ITEMS
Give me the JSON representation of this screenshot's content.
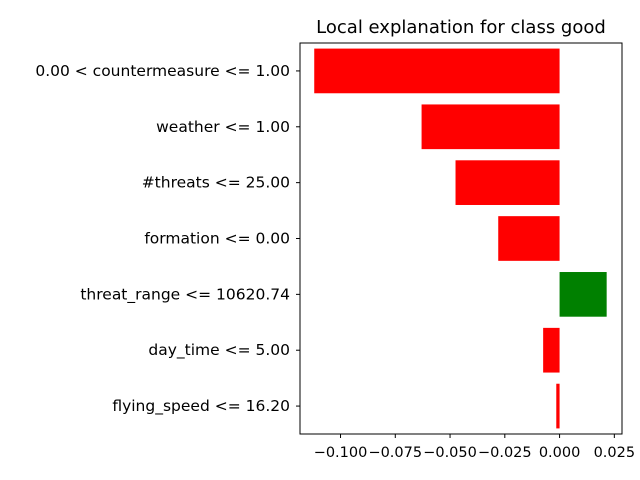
{
  "chart_data": {
    "type": "bar",
    "orientation": "horizontal",
    "title": "Local explanation for class good",
    "xlabel": "",
    "ylabel": "",
    "categories": [
      "0.00 < countermeasure <= 1.00",
      "weather <= 1.00",
      "#threats <= 25.00",
      "formation <= 0.00",
      "threat_range <= 10620.74",
      "day_time <= 5.00",
      "flying_speed <= 16.20"
    ],
    "values": [
      -0.112,
      -0.063,
      -0.0475,
      -0.028,
      0.0215,
      -0.0075,
      -0.0015
    ],
    "xlim": [
      -0.1185,
      0.0285
    ],
    "xticks": [
      -0.1,
      -0.075,
      -0.05,
      -0.025,
      0.0,
      0.025
    ],
    "xtick_labels": [
      "−0.100",
      "−0.075",
      "−0.050",
      "−0.025",
      "0.000",
      "0.025"
    ],
    "colors": {
      "positive": "#008000",
      "negative": "#ff0000"
    },
    "grid": false
  }
}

TASK TO CARRY OUT
Reproduce the listing exactly. Leave its pictures out.

SOLUTION FOR THIS EXERCISE
Give me the JSON representation of this screenshot's content.
{
  "chart_data": {
    "type": "bar",
    "orientation": "horizontal",
    "title": "Local explanation for class good",
    "xlabel": "",
    "ylabel": "",
    "categories": [
      "0.00 < countermeasure <= 1.00",
      "weather <= 1.00",
      "#threats <= 25.00",
      "formation <= 0.00",
      "threat_range <= 10620.74",
      "day_time <= 5.00",
      "flying_speed <= 16.20"
    ],
    "values": [
      -0.112,
      -0.063,
      -0.0475,
      -0.028,
      0.0215,
      -0.0075,
      -0.0015
    ],
    "xlim": [
      -0.1185,
      0.0285
    ],
    "xticks": [
      -0.1,
      -0.075,
      -0.05,
      -0.025,
      0.0,
      0.025
    ],
    "xtick_labels": [
      "−0.100",
      "−0.075",
      "−0.050",
      "−0.025",
      "0.000",
      "0.025"
    ],
    "colors": {
      "positive": "#008000",
      "negative": "#ff0000"
    },
    "grid": false
  }
}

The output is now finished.